# start of DATASET RECORDS

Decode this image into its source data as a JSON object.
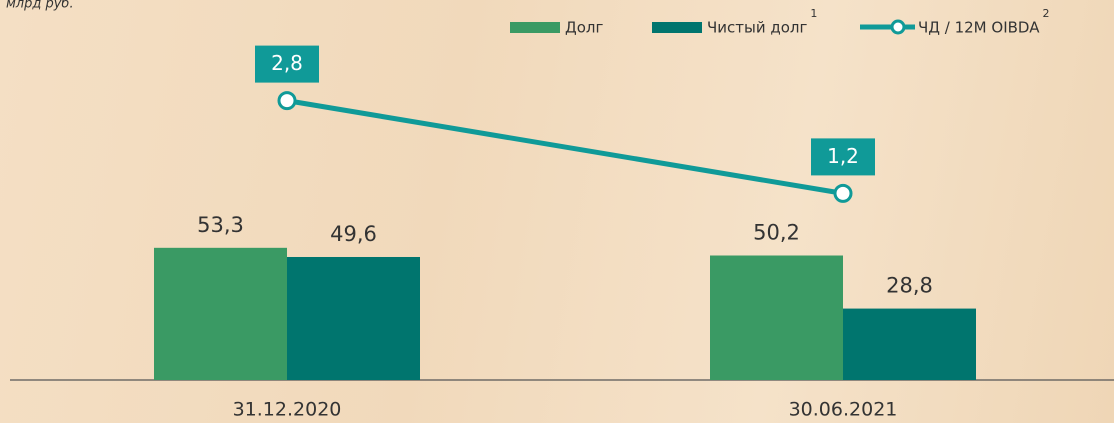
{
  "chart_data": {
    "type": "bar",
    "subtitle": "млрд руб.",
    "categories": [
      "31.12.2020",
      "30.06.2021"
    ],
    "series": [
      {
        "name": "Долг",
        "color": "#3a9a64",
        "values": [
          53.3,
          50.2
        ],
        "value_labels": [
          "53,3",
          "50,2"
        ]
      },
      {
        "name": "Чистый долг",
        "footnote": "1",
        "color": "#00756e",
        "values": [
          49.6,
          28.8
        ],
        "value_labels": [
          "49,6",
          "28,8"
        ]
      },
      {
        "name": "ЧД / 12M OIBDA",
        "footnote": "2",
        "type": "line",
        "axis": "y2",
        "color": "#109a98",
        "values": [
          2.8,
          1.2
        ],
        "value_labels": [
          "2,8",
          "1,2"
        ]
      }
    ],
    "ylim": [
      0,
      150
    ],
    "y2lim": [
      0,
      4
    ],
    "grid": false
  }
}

# end of DATASET RECORDS
# start of DATASET RECORDS

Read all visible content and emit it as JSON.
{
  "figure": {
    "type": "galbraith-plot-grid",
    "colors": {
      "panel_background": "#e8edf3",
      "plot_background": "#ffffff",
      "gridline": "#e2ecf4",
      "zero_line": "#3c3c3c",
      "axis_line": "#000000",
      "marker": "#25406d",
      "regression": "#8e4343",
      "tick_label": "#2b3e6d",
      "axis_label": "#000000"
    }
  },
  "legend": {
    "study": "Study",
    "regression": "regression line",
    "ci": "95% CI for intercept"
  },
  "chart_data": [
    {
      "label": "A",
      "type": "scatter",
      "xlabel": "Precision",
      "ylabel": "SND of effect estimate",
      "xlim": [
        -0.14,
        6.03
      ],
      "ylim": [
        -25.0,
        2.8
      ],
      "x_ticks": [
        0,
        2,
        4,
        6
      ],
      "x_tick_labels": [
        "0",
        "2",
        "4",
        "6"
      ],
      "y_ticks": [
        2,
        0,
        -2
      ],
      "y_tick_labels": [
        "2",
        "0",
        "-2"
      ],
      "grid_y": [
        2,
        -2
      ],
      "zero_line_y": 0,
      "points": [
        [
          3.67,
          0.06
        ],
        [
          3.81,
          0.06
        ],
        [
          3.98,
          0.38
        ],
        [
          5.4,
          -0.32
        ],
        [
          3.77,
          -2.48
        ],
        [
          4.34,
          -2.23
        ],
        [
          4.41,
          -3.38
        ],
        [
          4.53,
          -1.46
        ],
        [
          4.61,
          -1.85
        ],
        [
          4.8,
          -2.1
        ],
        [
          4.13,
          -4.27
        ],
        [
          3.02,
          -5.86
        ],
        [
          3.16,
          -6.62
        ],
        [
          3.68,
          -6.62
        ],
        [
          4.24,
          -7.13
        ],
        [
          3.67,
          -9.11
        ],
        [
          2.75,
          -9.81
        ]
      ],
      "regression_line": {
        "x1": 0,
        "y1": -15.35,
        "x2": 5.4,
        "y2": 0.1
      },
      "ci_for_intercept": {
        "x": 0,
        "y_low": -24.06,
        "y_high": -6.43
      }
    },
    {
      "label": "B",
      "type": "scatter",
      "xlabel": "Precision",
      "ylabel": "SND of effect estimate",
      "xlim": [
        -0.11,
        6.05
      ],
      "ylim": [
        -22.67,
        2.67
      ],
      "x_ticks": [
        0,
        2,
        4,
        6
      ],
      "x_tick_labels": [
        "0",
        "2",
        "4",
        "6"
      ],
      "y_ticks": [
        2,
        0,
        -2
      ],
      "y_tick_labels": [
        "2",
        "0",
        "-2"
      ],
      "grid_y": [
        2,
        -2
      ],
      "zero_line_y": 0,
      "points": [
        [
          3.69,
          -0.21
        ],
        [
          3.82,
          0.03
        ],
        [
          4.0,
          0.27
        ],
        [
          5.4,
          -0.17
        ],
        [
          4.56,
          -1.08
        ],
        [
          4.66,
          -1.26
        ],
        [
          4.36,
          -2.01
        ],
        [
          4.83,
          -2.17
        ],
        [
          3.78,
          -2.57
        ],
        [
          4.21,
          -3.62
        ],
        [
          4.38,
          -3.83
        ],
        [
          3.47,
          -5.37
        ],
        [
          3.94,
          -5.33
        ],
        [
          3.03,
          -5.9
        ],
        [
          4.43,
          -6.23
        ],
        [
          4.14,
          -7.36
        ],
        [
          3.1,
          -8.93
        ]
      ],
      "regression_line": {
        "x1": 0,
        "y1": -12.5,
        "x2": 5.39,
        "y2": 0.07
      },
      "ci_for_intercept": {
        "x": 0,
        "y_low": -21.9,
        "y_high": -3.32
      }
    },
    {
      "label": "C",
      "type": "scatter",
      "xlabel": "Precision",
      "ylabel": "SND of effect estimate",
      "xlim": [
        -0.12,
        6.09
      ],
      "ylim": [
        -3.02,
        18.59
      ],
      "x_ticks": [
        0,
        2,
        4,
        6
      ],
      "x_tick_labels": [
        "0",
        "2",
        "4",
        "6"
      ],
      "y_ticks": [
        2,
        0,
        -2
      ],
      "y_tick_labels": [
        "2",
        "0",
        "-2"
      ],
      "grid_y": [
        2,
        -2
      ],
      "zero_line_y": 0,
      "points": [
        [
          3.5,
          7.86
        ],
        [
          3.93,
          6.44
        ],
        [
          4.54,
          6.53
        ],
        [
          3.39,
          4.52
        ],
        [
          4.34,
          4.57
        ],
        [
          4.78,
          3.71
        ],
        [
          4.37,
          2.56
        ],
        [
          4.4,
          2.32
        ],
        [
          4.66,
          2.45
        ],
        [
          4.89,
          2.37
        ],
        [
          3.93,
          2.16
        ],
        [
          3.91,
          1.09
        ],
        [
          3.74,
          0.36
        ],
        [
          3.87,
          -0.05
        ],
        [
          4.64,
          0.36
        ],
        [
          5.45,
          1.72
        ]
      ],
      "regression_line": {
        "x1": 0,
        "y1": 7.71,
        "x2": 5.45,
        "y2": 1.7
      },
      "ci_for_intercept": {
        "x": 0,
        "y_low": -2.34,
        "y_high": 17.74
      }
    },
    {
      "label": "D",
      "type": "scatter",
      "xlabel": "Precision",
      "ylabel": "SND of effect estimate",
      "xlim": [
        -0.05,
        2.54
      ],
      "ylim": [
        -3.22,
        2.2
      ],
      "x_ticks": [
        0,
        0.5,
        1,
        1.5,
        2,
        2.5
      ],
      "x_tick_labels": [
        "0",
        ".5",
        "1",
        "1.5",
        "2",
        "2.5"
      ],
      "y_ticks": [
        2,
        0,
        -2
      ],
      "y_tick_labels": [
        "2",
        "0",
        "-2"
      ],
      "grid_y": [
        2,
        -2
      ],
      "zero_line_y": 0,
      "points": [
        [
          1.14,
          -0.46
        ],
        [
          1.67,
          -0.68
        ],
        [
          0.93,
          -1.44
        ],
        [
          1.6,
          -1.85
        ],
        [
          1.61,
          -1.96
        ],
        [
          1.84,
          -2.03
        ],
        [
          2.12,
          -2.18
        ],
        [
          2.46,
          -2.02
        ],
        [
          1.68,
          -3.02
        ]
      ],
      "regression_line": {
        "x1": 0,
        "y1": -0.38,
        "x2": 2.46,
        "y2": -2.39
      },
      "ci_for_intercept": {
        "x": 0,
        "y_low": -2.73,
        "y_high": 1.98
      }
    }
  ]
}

# end of DATASET RECORDS

**PROBLEM TO SOLVE**
Tally the lines of the listing in which the word "name" occurs, and state the total alone.

**EXERCISE RESPONSE**
3